WRITTEN PROBLEM → Extract the full set of records, then give each one again exactly.

MATERIAL TO PROCESS →

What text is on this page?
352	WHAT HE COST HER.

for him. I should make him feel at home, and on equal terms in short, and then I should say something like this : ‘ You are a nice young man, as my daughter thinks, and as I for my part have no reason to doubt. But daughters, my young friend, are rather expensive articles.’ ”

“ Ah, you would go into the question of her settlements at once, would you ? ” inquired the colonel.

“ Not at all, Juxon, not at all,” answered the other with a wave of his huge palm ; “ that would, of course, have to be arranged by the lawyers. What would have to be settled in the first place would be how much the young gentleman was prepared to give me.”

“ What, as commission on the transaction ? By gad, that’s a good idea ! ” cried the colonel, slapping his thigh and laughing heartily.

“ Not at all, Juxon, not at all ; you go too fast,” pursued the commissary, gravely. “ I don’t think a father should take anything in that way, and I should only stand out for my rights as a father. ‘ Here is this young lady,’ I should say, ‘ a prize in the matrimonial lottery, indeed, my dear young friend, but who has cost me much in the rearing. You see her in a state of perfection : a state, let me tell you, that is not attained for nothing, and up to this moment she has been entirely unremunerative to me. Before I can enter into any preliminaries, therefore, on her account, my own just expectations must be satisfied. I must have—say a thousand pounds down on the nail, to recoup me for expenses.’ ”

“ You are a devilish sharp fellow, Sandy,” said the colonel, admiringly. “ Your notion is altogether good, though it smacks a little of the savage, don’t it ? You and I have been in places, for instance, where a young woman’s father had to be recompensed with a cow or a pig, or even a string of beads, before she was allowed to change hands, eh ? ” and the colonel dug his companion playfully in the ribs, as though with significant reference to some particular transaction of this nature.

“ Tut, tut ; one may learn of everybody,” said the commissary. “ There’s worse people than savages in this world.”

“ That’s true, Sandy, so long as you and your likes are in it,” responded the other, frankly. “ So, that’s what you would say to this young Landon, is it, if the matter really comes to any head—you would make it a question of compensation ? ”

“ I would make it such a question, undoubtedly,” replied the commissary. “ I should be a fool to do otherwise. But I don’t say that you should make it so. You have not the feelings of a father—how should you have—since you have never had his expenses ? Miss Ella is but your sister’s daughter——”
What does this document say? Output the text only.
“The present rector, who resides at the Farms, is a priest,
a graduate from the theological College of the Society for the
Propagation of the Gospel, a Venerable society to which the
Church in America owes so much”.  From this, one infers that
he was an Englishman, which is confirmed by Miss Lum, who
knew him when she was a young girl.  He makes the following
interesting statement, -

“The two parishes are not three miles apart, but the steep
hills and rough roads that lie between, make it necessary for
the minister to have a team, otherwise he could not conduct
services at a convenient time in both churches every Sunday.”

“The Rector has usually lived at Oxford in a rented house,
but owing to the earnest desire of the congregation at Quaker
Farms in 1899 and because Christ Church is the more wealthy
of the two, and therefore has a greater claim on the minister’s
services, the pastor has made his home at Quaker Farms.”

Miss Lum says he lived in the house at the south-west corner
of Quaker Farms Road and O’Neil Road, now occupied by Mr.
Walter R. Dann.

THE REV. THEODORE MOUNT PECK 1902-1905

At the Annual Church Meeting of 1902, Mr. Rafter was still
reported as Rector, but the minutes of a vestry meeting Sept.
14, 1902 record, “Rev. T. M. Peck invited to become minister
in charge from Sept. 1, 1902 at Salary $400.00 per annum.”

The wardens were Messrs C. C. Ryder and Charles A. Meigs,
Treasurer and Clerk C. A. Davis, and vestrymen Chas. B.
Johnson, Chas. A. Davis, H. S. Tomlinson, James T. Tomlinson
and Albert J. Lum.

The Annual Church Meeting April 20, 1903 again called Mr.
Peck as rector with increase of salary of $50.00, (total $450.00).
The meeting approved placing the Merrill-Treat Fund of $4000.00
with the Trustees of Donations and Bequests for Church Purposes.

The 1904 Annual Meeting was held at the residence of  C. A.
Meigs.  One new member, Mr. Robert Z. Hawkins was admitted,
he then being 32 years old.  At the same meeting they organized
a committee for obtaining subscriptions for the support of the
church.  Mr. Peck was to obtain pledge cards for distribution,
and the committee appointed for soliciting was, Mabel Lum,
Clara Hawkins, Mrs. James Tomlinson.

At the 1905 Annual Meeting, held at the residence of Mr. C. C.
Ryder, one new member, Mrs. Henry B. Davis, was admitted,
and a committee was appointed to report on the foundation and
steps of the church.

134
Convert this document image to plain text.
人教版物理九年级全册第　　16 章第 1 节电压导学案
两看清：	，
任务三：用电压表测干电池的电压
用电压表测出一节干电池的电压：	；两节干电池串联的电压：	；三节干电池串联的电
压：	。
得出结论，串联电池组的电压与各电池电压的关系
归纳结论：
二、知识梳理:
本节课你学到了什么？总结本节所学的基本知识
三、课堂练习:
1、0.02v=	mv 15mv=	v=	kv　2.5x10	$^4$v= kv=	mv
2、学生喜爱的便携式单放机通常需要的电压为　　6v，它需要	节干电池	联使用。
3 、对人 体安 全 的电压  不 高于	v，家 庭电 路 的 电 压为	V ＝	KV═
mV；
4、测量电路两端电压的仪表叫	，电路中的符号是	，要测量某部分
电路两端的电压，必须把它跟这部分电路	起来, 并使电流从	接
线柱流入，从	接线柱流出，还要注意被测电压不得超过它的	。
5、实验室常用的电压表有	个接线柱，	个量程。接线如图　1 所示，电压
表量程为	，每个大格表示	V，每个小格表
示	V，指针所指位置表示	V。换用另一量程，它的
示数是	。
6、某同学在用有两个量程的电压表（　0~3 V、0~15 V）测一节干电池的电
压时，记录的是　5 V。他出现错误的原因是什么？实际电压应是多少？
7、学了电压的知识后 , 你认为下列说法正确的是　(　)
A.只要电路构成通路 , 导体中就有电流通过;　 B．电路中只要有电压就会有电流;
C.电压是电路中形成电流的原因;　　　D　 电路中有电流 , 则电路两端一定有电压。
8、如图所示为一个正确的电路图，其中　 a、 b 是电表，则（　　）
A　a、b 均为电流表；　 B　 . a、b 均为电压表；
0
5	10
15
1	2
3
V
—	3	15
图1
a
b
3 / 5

SOLUTION TO THIS PROBLEM →
What text is on this page?
352	WHAT HE COST HER.

for him. I should make him feel at home, and on equal terms in short, and then I should say something like this : ‘ You are a nice young man, as my daughter thinks, and as I for my part have no reason to doubt. But daughters, my young friend, are rather expensive articles.’ ”

“ Ah, you would go into the question of her settlements at once, would you ? ” inquired the colonel.

“ Not at all, Juxon, not at all,” answered the other with a wave of his huge palm ; “ that would, of course, have to be arranged by the lawyers. What would have to be settled in the first place would be how much the young gentleman was prepared to give me.”

“ What, as commission on the transaction ? By gad, that’s a good idea ! ” cried the colonel, slapping his thigh and laughing heartily.

“ Not at all, Juxon, not at all ; you go too fast,” pursued the commissary, gravely. “ I don’t think a father should take anything in that way, and I should only stand out for my rights as a father. ‘ Here is this young lady,’ I should say, ‘ a prize in the matrimonial lottery, indeed, my dear young friend, but who has cost me much in the rearing. You see her in a state of perfection : a state, let me tell you, that is not attained for nothing, and up to this moment she has been entirely unremunerative to me. Before I can enter into any preliminaries, therefore, on her account, my own just expectations must be satisfied. I must have—say a thousand pounds down on the nail, to recoup me for expenses.’ ”

“ You are a devilish sharp fellow, Sandy,” said the colonel, admiringly. “ Your notion is altogether good, though it smacks a little of the savage, don’t it ? You and I have been in places, for instance, where a young woman’s father had to be recompensed with a cow or a pig, or even a string of beads, before she was allowed to change hands, eh ? ” and the colonel dug his companion playfully in the ribs, as though with significant reference to some particular transaction of this nature.

“ Tut, tut ; one may learn of everybody,” said the commissary. “ There’s worse people than savages in this world.”

“ That’s true, Sandy, so long as you and your likes are in it,” responded the other, frankly. “ So, that’s what you would say to this young Landon, is it, if the matter really comes to any head—you would make it a question of compensation ? ”

“ I would make it such a question, undoubtedly,” replied the commissary. “ I should be a fool to do otherwise. But I don’t say that you should make it so. You have not the feelings of a father—how should you have—since you have never had his expenses ? Miss Ella is but your sister’s daughter——”
What does this document say? Output the text only.
“The present rector, who resides at the Farms, is a priest,
a graduate from the theological College of the Society for the
Propagation of the Gospel, a Venerable society to which the
Church in America owes so much”.  From this, one infers that
he was an Englishman, which is confirmed by Miss Lum, who
knew him when she was a young girl.  He makes the following
interesting statement, -

“The two parishes are not three miles apart, but the steep
hills and rough roads that lie between, make it necessary for
the minister to have a team, otherwise he could not conduct
services at a convenient time in both churches every Sunday.”

“The Rector has usually lived at Oxford in a rented house,
but owing to the earnest desire of the congregation at Quaker
Farms in 1899 and because Christ Church is the more wealthy
of the two, and therefore has a greater claim on the minister’s
services, the pastor has made his home at Quaker Farms.”

Miss Lum says he lived in the house at the south-west corner
of Quaker Farms Road and O’Neil Road, now occupied by Mr.
Walter R. Dann.

THE REV. THEODORE MOUNT PECK 1902-1905

At the Annual Church Meeting of 1902, Mr. Rafter was still
reported as Rector, but the minutes of a vestry meeting Sept.
14, 1902 record, “Rev. T. M. Peck invited to become minister
in charge from Sept. 1, 1902 at Salary $400.00 per annum.”

The wardens were Messrs C. C. Ryder and Charles A. Meigs,
Treasurer and Clerk C. A. Davis, and vestrymen Chas. B.
Johnson, Chas. A. Davis, H. S. Tomlinson, James T. Tomlinson
and Albert J. Lum.

The Annual Church Meeting April 20, 1903 again called Mr.
Peck as rector with increase of salary of $50.00, (total $450.00).
The meeting approved placing the Merrill-Treat Fund of $4000.00
with the Trustees of Donations and Bequests for Church Purposes.

The 1904 Annual Meeting was held at the residence of  C. A.
Meigs.  One new member, Mr. Robert Z. Hawkins was admitted,
he then being 32 years old.  At the same meeting they organized
a committee for obtaining subscriptions for the support of the
church.  Mr. Peck was to obtain pledge cards for distribution,
and the committee appointed for soliciting was, Mabel Lum,
Clara Hawkins, Mrs. James Tomlinson.

At the 1905 Annual Meeting, held at the residence of Mr. C. C.
Ryder, one new member, Mrs. Henry B. Davis, was admitted,
and a committee was appointed to report on the foundation and
steps of the church.

134
Convert this document image to plain text.
人教版物理九年级全册第　　16 章第 1 节电压导学案
两看清：	，
任务三：用电压表测干电池的电压
用电压表测出一节干电池的电压：	；两节干电池串联的电压：	；三节干电池串联的电
压：	。
得出结论，串联电池组的电压与各电池电压的关系
归纳结论：
二、知识梳理:
本节课你学到了什么？总结本节所学的基本知识
三、课堂练习:
1、0.02v=	mv 15mv=	v=	kv　2.5x10	$^4$v= kv=	mv
2、学生喜爱的便携式单放机通常需要的电压为　　6v，它需要	节干电池	联使用。
3 、对人 体安 全 的电压  不 高于	v，家 庭电 路 的 电 压为	V ＝	KV═
mV；
4、测量电路两端电压的仪表叫	，电路中的符号是	，要测量某部分
电路两端的电压，必须把它跟这部分电路	起来, 并使电流从	接
线柱流入，从	接线柱流出，还要注意被测电压不得超过它的	。
5、实验室常用的电压表有	个接线柱，	个量程。接线如图　1 所示，电压
表量程为	，每个大格表示	V，每个小格表
示	V，指针所指位置表示	V。换用另一量程，它的
示数是	。
6、某同学在用有两个量程的电压表（　0~3 V、0~15 V）测一节干电池的电
压时，记录的是　5 V。他出现错误的原因是什么？实际电压应是多少？
7、学了电压的知识后 , 你认为下列说法正确的是　(　)
A.只要电路构成通路 , 导体中就有电流通过;　 B．电路中只要有电压就会有电流;
C.电压是电路中形成电流的原因;　　　D　 电路中有电流 , 则电路两端一定有电压。
8、如图所示为一个正确的电路图，其中　 a、 b 是电表，则（　　）
A　a、b 均为电流表；　 B　 . a、b 均为电压表；
0
5	10
15
1	2
3
V
—	3	15
图1
a
b
3 / 5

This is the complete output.